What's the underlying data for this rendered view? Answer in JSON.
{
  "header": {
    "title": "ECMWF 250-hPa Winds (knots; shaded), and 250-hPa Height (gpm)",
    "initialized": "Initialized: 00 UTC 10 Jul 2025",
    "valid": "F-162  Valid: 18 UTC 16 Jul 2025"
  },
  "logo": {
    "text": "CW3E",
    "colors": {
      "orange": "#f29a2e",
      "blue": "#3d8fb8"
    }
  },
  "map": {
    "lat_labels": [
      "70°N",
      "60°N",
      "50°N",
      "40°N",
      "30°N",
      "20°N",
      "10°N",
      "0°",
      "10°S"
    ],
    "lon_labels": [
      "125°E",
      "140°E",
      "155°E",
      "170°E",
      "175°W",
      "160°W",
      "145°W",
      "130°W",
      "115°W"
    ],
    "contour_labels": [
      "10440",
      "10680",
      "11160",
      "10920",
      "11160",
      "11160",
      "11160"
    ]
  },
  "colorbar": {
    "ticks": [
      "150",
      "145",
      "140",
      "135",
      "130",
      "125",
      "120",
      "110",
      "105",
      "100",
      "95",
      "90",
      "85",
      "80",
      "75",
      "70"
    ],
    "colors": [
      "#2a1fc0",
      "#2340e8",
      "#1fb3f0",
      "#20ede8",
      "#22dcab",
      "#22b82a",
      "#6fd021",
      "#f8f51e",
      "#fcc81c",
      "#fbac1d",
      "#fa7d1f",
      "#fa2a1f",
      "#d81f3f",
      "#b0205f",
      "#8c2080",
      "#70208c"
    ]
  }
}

» **Required task**
Write an exact transcription of every entry above.

» **Task result**
What's the underlying data for this rendered view? Answer in JSON.
{
  "header": {
    "title": "ECMWF 250-hPa Winds (knots; shaded), and 250-hPa Height (gpm)",
    "initialized": "Initialized: 00 UTC 10 Jul 2025",
    "valid": "F-162  Valid: 18 UTC 16 Jul 2025"
  },
  "logo": {
    "text": "CW3E",
    "colors": {
      "orange": "#f29a2e",
      "blue": "#3d8fb8"
    }
  },
  "map": {
    "lat_labels": [
      "70°N",
      "60°N",
      "50°N",
      "40°N",
      "30°N",
      "20°N",
      "10°N",
      "0°",
      "10°S"
    ],
    "lon_labels": [
      "125°E",
      "140°E",
      "155°E",
      "170°E",
      "175°W",
      "160°W",
      "145°W",
      "130°W",
      "115°W"
    ],
    "contour_labels": [
      "10440",
      "10680",
      "11160",
      "10920",
      "11160",
      "11160",
      "11160"
    ]
  },
  "colorbar": {
    "ticks": [
      "150",
      "145",
      "140",
      "135",
      "130",
      "125",
      "120",
      "110",
      "105",
      "100",
      "95",
      "90",
      "85",
      "80",
      "75",
      "70"
    ],
    "colors": [
      "#2a1fc0",
      "#2340e8",
      "#1fb3f0",
      "#20ede8",
      "#22dcab",
      "#22b82a",
      "#6fd021",
      "#f8f51e",
      "#fcc81c",
      "#fbac1d",
      "#fa7d1f",
      "#fa2a1f",
      "#d81f3f",
      "#b0205f",
      "#8c2080",
      "#70208c"
    ]
  }
}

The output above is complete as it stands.